Gather from the material every line that contains the string "Dofinansowanie".

─── Extracted records

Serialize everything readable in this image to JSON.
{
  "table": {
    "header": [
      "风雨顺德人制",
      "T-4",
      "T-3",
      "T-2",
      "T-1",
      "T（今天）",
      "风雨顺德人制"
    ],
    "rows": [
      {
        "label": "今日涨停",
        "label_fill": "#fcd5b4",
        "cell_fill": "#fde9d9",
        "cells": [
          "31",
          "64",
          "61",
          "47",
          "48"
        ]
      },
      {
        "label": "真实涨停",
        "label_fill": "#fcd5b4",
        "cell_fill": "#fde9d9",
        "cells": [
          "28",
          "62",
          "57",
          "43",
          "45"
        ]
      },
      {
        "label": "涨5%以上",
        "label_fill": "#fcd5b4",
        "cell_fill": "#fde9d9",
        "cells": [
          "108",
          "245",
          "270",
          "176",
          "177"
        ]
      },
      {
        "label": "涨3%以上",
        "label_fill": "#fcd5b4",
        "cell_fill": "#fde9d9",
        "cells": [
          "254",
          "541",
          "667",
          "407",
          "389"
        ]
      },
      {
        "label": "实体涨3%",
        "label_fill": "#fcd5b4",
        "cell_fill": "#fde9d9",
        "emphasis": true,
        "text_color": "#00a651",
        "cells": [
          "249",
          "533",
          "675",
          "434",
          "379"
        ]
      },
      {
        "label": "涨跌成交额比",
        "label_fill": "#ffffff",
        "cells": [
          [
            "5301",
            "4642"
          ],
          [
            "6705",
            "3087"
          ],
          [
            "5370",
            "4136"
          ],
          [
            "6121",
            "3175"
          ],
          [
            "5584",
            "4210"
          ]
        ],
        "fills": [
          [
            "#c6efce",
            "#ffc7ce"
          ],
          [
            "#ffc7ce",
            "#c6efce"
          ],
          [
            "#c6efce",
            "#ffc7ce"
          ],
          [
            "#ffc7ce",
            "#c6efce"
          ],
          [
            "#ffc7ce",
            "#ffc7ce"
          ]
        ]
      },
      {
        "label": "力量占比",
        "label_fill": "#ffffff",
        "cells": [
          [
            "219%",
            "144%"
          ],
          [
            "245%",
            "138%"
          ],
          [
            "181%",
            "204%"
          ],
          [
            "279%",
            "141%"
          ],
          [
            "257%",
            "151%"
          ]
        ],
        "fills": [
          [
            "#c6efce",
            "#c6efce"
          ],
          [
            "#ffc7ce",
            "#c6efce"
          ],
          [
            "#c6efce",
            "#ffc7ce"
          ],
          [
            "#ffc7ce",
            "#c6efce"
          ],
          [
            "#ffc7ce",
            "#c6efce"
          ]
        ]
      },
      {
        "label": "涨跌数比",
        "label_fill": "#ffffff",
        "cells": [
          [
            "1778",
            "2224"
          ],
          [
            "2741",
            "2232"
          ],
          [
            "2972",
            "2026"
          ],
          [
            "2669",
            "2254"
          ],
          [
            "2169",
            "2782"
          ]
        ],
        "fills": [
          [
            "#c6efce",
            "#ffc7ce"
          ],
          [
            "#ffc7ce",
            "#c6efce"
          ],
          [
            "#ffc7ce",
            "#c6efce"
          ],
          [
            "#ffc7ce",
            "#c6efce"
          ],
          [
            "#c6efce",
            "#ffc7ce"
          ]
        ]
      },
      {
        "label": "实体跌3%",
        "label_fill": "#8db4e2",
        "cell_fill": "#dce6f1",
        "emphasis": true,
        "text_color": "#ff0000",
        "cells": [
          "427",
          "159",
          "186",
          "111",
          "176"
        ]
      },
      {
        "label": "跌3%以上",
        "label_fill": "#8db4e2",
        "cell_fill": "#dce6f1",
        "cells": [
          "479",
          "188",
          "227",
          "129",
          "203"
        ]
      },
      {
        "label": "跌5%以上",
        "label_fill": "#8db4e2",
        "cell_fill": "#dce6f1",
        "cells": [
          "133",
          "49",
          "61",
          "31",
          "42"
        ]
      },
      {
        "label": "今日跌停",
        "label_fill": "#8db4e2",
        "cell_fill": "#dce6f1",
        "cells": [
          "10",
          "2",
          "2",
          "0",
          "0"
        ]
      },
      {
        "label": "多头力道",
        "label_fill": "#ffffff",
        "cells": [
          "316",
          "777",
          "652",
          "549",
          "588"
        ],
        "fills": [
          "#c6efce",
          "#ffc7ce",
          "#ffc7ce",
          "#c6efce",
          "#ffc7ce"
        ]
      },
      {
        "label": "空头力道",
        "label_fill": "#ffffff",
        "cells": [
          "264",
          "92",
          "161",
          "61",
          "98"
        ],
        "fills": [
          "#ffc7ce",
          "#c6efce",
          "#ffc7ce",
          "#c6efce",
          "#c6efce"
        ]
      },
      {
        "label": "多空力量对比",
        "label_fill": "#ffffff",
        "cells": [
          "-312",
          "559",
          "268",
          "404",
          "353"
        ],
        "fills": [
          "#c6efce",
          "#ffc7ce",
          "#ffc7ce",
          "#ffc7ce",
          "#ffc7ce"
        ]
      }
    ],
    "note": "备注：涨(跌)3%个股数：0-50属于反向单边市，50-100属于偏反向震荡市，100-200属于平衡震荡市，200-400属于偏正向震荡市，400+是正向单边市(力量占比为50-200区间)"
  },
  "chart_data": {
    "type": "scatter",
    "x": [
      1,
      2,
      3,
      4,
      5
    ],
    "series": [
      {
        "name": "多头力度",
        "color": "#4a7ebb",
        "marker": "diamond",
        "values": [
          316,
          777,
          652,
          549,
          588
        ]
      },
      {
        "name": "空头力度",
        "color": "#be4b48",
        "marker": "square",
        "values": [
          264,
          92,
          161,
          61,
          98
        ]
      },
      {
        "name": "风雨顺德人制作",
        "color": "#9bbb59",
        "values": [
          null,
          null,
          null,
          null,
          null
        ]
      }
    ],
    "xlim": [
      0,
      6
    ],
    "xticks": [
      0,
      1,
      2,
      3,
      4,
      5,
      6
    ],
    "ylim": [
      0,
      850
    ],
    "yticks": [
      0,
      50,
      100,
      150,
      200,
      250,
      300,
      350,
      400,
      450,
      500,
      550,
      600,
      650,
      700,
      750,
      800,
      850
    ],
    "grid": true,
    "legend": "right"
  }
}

──────
─── Extracted records

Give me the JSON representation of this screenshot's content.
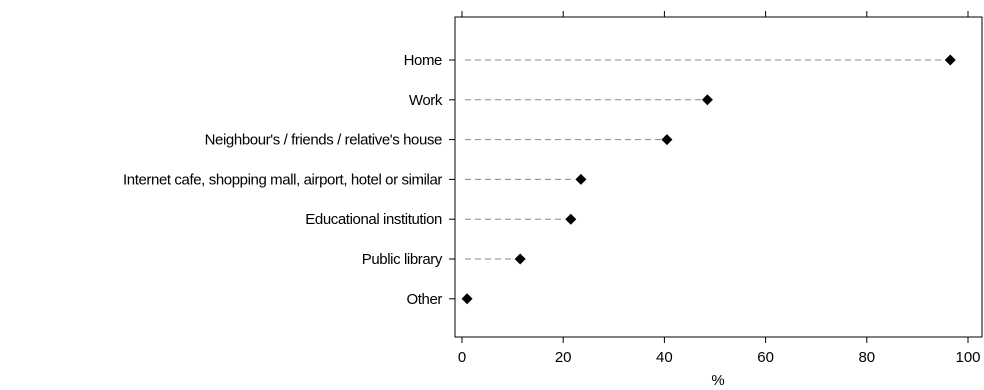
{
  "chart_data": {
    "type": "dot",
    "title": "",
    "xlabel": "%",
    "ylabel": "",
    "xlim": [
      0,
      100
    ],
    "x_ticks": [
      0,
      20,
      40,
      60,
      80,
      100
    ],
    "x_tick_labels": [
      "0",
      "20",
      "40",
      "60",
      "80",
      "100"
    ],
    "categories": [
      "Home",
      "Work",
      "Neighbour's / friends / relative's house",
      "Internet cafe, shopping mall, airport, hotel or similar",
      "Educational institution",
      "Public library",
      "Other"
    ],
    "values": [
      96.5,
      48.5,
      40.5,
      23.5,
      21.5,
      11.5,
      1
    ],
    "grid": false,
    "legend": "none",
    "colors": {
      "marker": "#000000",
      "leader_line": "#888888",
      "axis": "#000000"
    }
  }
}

──────
─── Extracted records

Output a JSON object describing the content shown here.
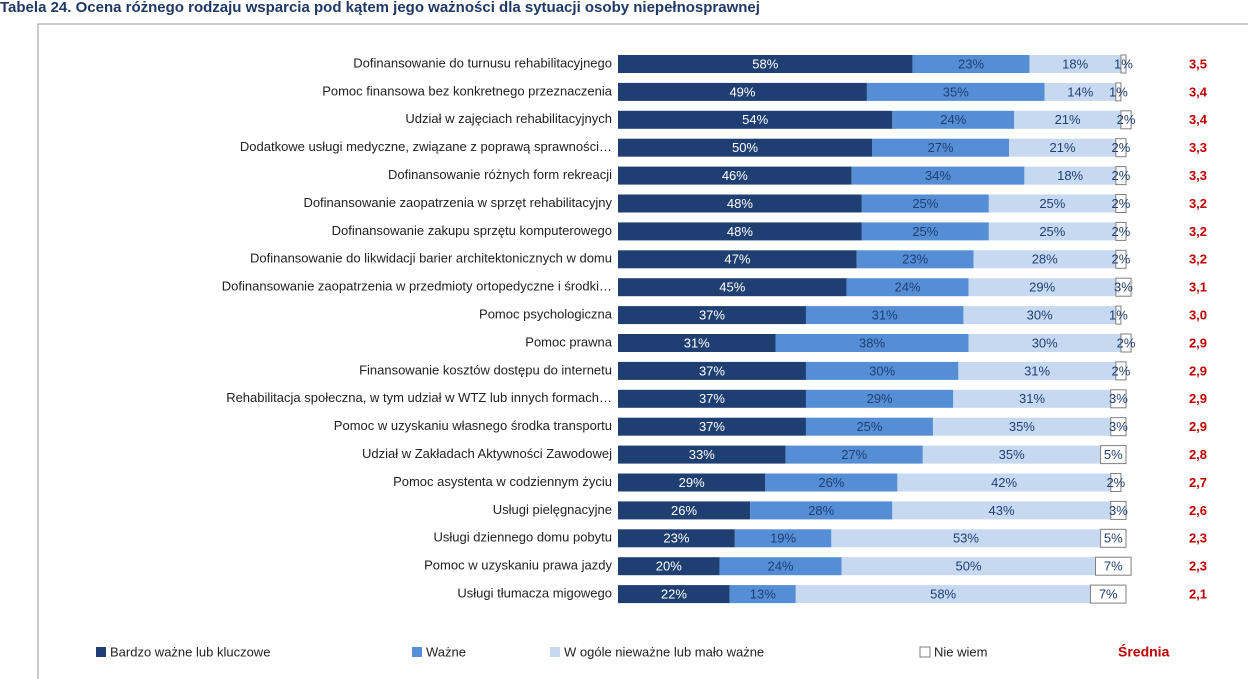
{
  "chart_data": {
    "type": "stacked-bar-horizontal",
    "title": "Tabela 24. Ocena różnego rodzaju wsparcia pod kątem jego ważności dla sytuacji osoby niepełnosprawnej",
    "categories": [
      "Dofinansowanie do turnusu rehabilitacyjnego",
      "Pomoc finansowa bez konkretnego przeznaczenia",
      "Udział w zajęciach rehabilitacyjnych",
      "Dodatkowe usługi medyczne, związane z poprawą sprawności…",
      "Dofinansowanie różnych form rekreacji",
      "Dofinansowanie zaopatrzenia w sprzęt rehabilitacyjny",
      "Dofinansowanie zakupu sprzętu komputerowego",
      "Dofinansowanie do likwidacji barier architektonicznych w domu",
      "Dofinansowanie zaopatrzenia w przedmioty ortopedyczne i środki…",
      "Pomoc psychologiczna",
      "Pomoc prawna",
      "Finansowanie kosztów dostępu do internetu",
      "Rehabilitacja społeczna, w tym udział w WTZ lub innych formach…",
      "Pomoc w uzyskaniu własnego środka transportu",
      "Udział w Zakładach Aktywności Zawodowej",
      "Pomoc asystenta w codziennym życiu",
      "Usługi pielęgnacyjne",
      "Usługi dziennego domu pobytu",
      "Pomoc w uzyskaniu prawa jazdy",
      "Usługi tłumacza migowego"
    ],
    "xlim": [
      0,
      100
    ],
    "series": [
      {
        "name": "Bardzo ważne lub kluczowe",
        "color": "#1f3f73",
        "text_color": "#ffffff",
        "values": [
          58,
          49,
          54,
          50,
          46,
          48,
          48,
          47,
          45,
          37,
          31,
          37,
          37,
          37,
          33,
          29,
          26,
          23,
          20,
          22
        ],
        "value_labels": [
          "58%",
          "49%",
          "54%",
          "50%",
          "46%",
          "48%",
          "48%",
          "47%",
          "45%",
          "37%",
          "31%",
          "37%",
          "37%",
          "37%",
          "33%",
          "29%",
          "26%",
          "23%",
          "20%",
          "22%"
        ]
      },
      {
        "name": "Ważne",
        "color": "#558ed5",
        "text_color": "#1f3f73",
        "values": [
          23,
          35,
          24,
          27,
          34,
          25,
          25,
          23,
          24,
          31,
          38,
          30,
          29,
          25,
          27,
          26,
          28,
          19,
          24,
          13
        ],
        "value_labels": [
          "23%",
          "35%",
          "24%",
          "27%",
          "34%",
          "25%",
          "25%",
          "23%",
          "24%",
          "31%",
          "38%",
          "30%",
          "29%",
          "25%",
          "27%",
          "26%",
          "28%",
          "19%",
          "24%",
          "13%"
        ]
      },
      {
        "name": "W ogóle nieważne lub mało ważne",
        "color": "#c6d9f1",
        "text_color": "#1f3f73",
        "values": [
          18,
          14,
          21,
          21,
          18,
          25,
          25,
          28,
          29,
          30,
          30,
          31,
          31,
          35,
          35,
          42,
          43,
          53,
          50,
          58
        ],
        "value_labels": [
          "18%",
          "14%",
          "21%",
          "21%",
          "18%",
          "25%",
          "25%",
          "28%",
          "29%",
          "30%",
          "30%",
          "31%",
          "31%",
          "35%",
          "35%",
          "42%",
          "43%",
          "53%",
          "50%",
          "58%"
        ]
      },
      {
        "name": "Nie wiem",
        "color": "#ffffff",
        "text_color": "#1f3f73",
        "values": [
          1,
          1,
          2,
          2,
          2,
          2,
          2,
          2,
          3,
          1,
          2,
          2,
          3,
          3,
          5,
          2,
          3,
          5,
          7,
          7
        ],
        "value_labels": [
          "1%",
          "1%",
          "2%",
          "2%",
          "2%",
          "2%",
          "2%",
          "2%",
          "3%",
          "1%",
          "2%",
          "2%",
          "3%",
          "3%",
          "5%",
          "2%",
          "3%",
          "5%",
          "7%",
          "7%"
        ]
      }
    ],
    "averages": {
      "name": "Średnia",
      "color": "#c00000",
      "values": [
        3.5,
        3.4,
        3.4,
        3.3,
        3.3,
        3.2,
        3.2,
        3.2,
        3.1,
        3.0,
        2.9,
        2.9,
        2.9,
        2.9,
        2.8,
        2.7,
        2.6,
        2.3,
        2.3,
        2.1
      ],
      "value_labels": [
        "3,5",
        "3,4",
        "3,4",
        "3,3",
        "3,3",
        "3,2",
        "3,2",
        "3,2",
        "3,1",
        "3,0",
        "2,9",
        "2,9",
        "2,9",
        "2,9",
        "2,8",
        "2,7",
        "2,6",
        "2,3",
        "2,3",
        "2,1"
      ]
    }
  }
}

──────

• [Final result]:
      "Dofinansowanie do turnusu rehabilitacyjnego",
      "Dofinansowanie różnych form rekreacji",
      "Dofinansowanie zaopatrzenia w sprzęt rehabilitacyjny",
      "Dofinansowanie zakupu sprzętu komputerowego",
      "Dofinansowanie do likwidacji barier architektonicznych w domu",
      "Dofinansowanie zaopatrzenia w przedmioty ortopedyczne i środki…",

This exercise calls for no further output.